▸ **Data entries**:
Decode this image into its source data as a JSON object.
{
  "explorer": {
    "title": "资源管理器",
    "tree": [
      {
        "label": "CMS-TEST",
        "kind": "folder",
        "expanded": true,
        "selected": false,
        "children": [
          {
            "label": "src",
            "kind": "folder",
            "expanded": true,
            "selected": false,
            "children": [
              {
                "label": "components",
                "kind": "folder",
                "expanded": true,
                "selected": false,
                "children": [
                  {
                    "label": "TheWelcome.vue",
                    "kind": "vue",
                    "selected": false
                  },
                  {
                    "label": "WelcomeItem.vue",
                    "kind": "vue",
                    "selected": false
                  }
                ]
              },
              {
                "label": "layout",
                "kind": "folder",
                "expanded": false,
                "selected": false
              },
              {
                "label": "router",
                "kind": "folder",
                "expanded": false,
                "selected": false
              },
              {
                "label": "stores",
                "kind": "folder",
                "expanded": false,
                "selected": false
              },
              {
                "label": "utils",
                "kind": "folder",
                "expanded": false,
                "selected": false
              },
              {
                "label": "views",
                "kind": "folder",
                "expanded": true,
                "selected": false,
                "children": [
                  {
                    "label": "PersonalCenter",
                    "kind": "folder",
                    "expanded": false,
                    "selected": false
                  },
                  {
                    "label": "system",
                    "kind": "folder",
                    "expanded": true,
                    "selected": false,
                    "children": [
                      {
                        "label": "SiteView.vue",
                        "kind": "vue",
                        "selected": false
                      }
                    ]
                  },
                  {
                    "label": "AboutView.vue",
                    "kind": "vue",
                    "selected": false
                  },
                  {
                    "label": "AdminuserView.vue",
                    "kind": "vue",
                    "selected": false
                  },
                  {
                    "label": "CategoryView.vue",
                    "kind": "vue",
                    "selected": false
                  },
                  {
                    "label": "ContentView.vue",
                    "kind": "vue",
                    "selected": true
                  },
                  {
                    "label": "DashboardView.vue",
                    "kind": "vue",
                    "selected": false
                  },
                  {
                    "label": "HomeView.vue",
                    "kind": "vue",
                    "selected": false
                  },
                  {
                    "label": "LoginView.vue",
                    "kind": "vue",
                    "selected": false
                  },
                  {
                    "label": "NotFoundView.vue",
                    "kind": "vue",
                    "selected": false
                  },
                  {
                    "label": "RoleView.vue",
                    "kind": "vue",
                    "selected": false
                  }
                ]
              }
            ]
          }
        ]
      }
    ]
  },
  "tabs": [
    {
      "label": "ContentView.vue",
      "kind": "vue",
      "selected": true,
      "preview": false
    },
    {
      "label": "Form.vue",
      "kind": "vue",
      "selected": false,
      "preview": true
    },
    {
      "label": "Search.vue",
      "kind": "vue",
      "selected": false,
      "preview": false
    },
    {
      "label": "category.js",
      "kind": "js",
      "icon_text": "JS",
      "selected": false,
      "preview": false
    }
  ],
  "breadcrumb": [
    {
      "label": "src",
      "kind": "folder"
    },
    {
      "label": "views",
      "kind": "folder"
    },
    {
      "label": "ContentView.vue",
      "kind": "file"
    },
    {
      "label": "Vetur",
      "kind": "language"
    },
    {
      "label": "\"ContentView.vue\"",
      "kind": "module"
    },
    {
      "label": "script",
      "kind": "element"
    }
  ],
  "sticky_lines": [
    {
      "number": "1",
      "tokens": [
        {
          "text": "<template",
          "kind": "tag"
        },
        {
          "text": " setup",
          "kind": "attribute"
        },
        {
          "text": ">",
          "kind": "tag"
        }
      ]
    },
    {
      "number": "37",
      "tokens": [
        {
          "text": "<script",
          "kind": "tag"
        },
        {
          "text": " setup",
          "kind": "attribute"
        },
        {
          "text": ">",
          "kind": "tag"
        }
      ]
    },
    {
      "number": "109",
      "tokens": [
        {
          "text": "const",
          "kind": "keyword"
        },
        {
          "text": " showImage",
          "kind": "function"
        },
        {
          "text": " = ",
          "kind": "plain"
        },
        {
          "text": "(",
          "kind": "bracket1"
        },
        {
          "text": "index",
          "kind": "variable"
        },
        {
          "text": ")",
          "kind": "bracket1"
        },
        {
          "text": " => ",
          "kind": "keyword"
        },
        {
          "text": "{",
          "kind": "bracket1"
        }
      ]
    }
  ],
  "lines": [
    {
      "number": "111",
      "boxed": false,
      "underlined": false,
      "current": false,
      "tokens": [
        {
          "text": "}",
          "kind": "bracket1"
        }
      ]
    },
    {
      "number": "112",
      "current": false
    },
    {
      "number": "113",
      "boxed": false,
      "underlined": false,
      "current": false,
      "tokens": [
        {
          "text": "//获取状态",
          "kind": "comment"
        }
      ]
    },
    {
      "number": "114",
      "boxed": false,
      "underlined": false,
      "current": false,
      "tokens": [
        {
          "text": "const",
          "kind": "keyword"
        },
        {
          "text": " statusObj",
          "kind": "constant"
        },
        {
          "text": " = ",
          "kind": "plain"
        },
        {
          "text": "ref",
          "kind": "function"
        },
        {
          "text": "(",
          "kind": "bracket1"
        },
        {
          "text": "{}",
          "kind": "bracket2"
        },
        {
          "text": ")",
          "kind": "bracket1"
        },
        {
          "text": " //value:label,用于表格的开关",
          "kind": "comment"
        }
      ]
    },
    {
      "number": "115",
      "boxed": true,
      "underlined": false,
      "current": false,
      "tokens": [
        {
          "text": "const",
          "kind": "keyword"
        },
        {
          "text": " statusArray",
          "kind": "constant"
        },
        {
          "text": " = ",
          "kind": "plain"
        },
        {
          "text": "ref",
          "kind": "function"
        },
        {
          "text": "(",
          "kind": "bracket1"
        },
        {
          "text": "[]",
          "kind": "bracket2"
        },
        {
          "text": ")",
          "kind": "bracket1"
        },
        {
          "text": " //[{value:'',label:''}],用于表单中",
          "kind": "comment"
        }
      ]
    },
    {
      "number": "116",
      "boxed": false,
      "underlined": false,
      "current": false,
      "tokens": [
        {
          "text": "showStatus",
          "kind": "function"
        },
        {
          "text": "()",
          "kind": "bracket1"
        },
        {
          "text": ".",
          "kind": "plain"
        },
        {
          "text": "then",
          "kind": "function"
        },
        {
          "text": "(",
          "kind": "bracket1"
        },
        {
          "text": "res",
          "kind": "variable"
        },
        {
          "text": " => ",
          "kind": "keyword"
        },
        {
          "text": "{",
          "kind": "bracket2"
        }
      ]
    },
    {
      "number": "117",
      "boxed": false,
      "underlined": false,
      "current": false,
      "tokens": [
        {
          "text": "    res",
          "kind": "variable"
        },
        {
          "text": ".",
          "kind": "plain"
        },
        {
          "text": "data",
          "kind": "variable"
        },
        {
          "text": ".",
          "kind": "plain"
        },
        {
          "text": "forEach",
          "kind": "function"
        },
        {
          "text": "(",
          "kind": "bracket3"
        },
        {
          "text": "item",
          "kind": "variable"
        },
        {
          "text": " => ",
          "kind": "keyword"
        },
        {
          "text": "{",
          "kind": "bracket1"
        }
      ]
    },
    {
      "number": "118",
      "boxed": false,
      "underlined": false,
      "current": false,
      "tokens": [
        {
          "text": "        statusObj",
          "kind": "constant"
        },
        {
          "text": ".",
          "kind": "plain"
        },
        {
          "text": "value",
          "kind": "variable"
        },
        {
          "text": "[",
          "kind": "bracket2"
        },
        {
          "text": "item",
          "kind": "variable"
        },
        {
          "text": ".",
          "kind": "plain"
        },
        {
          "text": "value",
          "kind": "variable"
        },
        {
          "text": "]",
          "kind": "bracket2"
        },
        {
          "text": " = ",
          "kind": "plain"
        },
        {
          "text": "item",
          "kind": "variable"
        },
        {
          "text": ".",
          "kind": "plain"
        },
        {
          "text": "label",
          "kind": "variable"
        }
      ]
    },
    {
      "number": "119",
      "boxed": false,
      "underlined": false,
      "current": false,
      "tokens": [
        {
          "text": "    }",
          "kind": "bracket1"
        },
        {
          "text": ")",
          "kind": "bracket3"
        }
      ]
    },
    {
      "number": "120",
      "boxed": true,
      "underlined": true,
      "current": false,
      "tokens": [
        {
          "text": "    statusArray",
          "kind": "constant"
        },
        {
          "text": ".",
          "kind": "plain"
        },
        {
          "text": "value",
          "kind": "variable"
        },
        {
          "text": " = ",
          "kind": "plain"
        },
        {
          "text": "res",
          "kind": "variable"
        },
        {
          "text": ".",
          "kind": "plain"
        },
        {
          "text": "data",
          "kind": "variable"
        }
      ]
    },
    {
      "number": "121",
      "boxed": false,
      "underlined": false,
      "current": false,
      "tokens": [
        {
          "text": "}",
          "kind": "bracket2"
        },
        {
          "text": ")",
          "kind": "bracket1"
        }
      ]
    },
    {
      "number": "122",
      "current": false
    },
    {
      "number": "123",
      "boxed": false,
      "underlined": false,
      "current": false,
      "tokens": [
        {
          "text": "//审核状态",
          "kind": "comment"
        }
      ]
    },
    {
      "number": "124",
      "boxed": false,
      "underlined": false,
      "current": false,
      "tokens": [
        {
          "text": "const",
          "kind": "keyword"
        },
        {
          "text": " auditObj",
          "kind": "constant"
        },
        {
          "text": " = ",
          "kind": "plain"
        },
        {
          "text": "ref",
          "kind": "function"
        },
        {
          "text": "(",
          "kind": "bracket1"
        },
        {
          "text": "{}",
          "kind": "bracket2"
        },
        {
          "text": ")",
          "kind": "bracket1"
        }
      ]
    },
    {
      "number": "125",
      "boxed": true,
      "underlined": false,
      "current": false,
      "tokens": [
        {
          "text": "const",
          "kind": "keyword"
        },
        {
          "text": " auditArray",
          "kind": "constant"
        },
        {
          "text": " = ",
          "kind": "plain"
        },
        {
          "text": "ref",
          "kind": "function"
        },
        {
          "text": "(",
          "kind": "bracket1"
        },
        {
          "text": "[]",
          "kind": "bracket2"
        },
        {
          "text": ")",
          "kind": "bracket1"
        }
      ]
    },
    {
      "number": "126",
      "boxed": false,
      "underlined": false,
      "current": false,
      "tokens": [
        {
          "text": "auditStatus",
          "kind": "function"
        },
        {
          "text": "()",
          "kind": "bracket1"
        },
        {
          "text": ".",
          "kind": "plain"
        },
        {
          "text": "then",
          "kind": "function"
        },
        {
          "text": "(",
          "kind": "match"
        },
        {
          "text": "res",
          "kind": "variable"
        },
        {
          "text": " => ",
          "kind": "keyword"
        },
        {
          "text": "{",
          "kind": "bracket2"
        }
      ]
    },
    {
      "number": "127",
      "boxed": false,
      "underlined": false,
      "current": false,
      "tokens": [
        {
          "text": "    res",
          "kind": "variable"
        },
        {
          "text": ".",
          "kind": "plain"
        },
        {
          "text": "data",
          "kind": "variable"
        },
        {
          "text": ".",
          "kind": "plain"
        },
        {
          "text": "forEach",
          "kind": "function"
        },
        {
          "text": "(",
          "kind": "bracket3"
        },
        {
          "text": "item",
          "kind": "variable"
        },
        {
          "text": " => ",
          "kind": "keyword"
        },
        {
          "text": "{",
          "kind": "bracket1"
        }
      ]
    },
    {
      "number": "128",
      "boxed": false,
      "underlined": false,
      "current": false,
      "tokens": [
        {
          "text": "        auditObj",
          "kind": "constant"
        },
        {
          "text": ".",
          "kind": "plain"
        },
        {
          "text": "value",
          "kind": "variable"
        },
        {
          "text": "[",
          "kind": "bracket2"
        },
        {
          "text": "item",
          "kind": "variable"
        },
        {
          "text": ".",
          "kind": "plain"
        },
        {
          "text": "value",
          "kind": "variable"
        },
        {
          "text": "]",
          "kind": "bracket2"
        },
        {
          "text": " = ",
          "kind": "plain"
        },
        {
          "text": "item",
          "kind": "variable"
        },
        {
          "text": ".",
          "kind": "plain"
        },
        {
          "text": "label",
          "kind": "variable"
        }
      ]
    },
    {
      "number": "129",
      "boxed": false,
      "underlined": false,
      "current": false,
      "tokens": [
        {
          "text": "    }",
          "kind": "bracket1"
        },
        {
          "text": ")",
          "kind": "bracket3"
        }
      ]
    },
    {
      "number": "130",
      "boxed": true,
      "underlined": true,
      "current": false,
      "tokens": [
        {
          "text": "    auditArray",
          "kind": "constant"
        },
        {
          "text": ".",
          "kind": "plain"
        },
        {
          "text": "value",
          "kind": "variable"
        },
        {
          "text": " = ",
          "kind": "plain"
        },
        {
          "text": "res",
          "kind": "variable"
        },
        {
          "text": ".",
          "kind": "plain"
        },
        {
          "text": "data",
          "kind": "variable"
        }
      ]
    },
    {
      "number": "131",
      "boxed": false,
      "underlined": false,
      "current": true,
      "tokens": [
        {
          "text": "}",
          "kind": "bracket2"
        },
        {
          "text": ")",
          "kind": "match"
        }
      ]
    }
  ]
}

▸ **Task directions**: Give the number of lines containing the word "children". No other answer is needed.

▸ **Solution**: 5